**Material for the task**
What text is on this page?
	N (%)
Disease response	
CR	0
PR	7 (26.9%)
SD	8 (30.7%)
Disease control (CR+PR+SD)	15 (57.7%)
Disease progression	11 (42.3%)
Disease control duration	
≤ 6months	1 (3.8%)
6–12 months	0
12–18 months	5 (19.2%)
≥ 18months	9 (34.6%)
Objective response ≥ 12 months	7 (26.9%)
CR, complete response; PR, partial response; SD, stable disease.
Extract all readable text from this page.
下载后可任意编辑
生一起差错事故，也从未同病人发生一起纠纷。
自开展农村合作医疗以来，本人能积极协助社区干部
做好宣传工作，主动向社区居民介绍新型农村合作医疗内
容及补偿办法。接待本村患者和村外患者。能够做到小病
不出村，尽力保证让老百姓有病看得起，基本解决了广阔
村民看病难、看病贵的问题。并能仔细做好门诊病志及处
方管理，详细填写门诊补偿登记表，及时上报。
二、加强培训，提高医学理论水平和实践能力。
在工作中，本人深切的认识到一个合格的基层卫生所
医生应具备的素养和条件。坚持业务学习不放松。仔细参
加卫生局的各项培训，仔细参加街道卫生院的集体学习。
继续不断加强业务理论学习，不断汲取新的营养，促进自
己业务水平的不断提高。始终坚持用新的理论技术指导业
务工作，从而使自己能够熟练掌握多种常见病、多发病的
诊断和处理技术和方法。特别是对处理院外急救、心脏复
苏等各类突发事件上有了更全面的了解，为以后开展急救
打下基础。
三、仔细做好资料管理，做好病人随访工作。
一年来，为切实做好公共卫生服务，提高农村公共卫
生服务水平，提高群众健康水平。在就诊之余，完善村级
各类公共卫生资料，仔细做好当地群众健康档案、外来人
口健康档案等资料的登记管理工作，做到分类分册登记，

**What you are asked to do**
Each line containing the word "page" counts once; say how many such lines there are, giving only the number.

**Result of this task**
2